## What you have to do
Transcribe each line of the records below exactly, excluding any embedded images.
[Begin]
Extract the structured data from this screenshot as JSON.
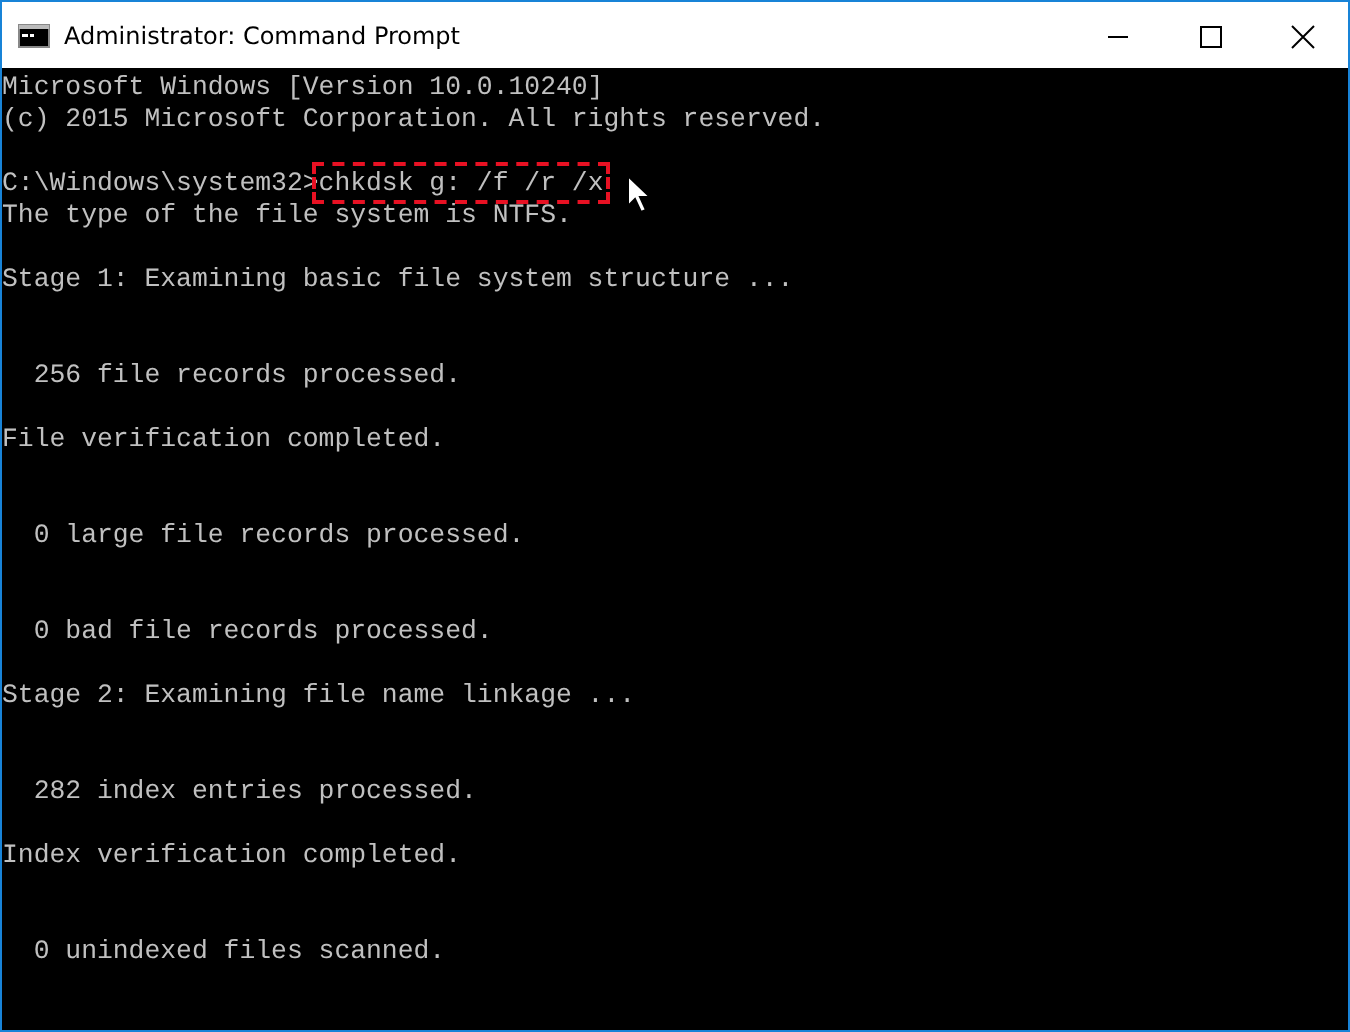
{
  "window": {
    "title": "Administrator: Command Prompt"
  },
  "console": {
    "lines": [
      {
        "kind": "text",
        "text": "Microsoft Windows [Version 10.0.10240]"
      },
      {
        "kind": "text",
        "text": "(c) 2015 Microsoft Corporation. All rights reserved."
      },
      {
        "kind": "blank"
      },
      {
        "kind": "command",
        "prompt": "C:\\Windows\\system32>",
        "command": "chkdsk g: /f /r /x"
      },
      {
        "kind": "text",
        "text": "The type of the file system is NTFS."
      },
      {
        "kind": "blank"
      },
      {
        "kind": "text",
        "text": "Stage 1: Examining basic file system structure ..."
      },
      {
        "kind": "blank"
      },
      {
        "kind": "blank"
      },
      {
        "kind": "text",
        "text": "  256 file records processed."
      },
      {
        "kind": "blank"
      },
      {
        "kind": "text",
        "text": "File verification completed."
      },
      {
        "kind": "blank"
      },
      {
        "kind": "blank"
      },
      {
        "kind": "text",
        "text": "  0 large file records processed."
      },
      {
        "kind": "blank"
      },
      {
        "kind": "blank"
      },
      {
        "kind": "text",
        "text": "  0 bad file records processed."
      },
      {
        "kind": "blank"
      },
      {
        "kind": "text",
        "text": "Stage 2: Examining file name linkage ..."
      },
      {
        "kind": "blank"
      },
      {
        "kind": "blank"
      },
      {
        "kind": "text",
        "text": "  282 index entries processed."
      },
      {
        "kind": "blank"
      },
      {
        "kind": "text",
        "text": "Index verification completed."
      },
      {
        "kind": "blank"
      },
      {
        "kind": "blank"
      },
      {
        "kind": "text",
        "text": "  0 unindexed files scanned."
      }
    ]
  }
}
[End]
## Written solution
Extract the structured data from this screenshot as JSON.
{
  "window": {
    "title": "Administrator: Command Prompt"
  },
  "console": {
    "lines": [
      {
        "kind": "text",
        "text": "Microsoft Windows [Version 10.0.10240]"
      },
      {
        "kind": "text",
        "text": "(c) 2015 Microsoft Corporation. All rights reserved."
      },
      {
        "kind": "blank"
      },
      {
        "kind": "command",
        "prompt": "C:\\Windows\\system32>",
        "command": "chkdsk g: /f /r /x"
      },
      {
        "kind": "text",
        "text": "The type of the file system is NTFS."
      },
      {
        "kind": "blank"
      },
      {
        "kind": "text",
        "text": "Stage 1: Examining basic file system structure ..."
      },
      {
        "kind": "blank"
      },
      {
        "kind": "blank"
      },
      {
        "kind": "text",
        "text": "  256 file records processed."
      },
      {
        "kind": "blank"
      },
      {
        "kind": "text",
        "text": "File verification completed."
      },
      {
        "kind": "blank"
      },
      {
        "kind": "blank"
      },
      {
        "kind": "text",
        "text": "  0 large file records processed."
      },
      {
        "kind": "blank"
      },
      {
        "kind": "blank"
      },
      {
        "kind": "text",
        "text": "  0 bad file records processed."
      },
      {
        "kind": "blank"
      },
      {
        "kind": "text",
        "text": "Stage 2: Examining file name linkage ..."
      },
      {
        "kind": "blank"
      },
      {
        "kind": "blank"
      },
      {
        "kind": "text",
        "text": "  282 index entries processed."
      },
      {
        "kind": "blank"
      },
      {
        "kind": "text",
        "text": "Index verification completed."
      },
      {
        "kind": "blank"
      },
      {
        "kind": "blank"
      },
      {
        "kind": "text",
        "text": "  0 unindexed files scanned."
      }
    ]
  }
}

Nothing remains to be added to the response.